[Element position data]
☆ ☆ ☆

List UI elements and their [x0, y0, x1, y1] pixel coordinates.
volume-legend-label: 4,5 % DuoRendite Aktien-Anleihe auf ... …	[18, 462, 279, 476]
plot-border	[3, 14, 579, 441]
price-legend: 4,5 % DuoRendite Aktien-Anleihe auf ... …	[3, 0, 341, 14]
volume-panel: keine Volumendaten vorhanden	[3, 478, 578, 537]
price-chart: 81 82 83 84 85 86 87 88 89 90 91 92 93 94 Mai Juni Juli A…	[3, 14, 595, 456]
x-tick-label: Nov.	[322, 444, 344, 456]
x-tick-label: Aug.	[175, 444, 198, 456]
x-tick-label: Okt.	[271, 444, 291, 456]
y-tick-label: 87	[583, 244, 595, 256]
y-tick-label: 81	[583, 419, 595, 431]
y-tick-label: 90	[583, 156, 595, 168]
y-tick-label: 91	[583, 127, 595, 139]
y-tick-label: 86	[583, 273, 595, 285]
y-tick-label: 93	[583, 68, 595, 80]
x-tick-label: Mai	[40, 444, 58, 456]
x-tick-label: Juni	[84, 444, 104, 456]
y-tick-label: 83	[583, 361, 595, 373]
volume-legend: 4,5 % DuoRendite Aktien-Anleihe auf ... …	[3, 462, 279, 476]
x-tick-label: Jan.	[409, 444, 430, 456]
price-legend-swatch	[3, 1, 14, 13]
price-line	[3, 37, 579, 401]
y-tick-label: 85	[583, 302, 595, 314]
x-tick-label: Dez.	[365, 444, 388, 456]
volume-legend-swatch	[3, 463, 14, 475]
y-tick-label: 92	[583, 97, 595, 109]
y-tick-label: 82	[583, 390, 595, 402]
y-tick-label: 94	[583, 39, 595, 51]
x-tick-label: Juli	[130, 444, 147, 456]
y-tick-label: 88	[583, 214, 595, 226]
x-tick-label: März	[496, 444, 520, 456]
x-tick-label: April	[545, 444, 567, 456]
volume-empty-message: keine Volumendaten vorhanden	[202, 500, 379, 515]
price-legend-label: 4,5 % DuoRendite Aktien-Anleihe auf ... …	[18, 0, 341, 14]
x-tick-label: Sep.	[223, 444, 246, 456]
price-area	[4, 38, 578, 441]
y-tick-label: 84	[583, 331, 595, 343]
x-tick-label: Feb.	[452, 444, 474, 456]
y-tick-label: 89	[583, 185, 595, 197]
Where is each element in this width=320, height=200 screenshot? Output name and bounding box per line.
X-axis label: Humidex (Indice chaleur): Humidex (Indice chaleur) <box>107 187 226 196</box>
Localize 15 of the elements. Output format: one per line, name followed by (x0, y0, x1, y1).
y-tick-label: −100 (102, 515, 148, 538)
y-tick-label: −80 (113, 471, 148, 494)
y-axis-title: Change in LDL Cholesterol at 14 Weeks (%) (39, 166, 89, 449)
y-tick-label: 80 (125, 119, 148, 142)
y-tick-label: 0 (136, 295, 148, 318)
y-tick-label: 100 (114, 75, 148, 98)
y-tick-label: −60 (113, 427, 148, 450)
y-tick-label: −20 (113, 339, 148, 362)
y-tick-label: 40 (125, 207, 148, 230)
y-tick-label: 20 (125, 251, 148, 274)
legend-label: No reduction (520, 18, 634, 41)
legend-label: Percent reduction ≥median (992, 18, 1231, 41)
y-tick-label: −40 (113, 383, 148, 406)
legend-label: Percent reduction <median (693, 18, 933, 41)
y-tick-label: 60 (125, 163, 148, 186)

☆ ☆ ☆

Directive: Update the records above by changing each "y-tick-label" to "y-axis-tick" and leaving everything else the same.

Solution below:
List UI elements and their [x0, y0, x1, y1] pixel coordinates.
volume-legend-label: 4,5 % DuoRendite Aktien-Anleihe auf ... …	[18, 462, 279, 476]
plot-border	[3, 14, 579, 441]
price-legend: 4,5 % DuoRendite Aktien-Anleihe auf ... …	[3, 0, 341, 14]
volume-panel: keine Volumendaten vorhanden	[3, 478, 578, 537]
price-chart: 81 82 83 84 85 86 87 88 89 90 91 92 93 94 Mai Juni Juli A…	[3, 14, 595, 456]
x-tick-label: Nov.	[322, 444, 344, 456]
x-tick-label: Aug.	[175, 444, 198, 456]
x-tick-label: Okt.	[271, 444, 291, 456]
y-axis-tick: 87	[583, 244, 595, 256]
y-axis-tick: 81	[583, 419, 595, 431]
y-axis-tick: 90	[583, 156, 595, 168]
y-axis-tick: 91	[583, 127, 595, 139]
y-axis-tick: 86	[583, 273, 595, 285]
y-axis-tick: 93	[583, 68, 595, 80]
x-tick-label: Mai	[40, 444, 58, 456]
x-tick-label: Juni	[84, 444, 104, 456]
y-axis-tick: 83	[583, 361, 595, 373]
volume-legend: 4,5 % DuoRendite Aktien-Anleihe auf ... …	[3, 462, 279, 476]
x-tick-label: Jan.	[409, 444, 430, 456]
price-legend-swatch	[3, 1, 14, 13]
price-line	[3, 37, 579, 401]
y-axis-tick: 85	[583, 302, 595, 314]
x-tick-label: Dez.	[365, 444, 388, 456]
volume-legend-swatch	[3, 463, 14, 475]
y-axis-tick: 92	[583, 97, 595, 109]
y-axis-tick: 82	[583, 390, 595, 402]
y-axis-tick: 94	[583, 39, 595, 51]
x-tick-label: Juli	[130, 444, 147, 456]
y-axis-tick: 88	[583, 214, 595, 226]
x-tick-label: März	[496, 444, 520, 456]
x-tick-label: April	[545, 444, 567, 456]
volume-empty-message: keine Volumendaten vorhanden	[202, 500, 379, 515]
price-legend-label: 4,5 % DuoRendite Aktien-Anleihe auf ... …	[18, 0, 341, 14]
x-tick-label: Sep.	[223, 444, 246, 456]
price-area	[4, 38, 578, 441]
y-axis-tick: 84	[583, 331, 595, 343]
x-tick-label: Feb.	[452, 444, 474, 456]
y-axis-tick: 89	[583, 185, 595, 197]
Where is each element in this width=320, height=200 screenshot? Output name and bounding box per line.
X-axis label: Humidex (Indice chaleur): Humidex (Indice chaleur) <box>107 187 226 196</box>
Localize 15 of the elements. Output format: one per line, name followed by (x0, y0, x1, y1).
y-axis-tick: −100 (102, 515, 148, 538)
y-axis-tick: −80 (113, 471, 148, 494)
y-axis-title: Change in LDL Cholesterol at 14 Weeks (%) (39, 166, 89, 449)
y-axis-tick: 80 (125, 119, 148, 142)
y-axis-tick: 0 (136, 295, 148, 318)
y-axis-tick: 100 (114, 75, 148, 98)
y-axis-tick: −60 (113, 427, 148, 450)
y-axis-tick: −20 (113, 339, 148, 362)
y-axis-tick: 40 (125, 207, 148, 230)
y-axis-tick: 20 (125, 251, 148, 274)
legend-label: No reduction (520, 18, 634, 41)
legend-label: Percent reduction ≥median (992, 18, 1231, 41)
y-axis-tick: −40 (113, 383, 148, 406)
legend-label: Percent reduction <median (693, 18, 933, 41)
y-axis-tick: 60 (125, 163, 148, 186)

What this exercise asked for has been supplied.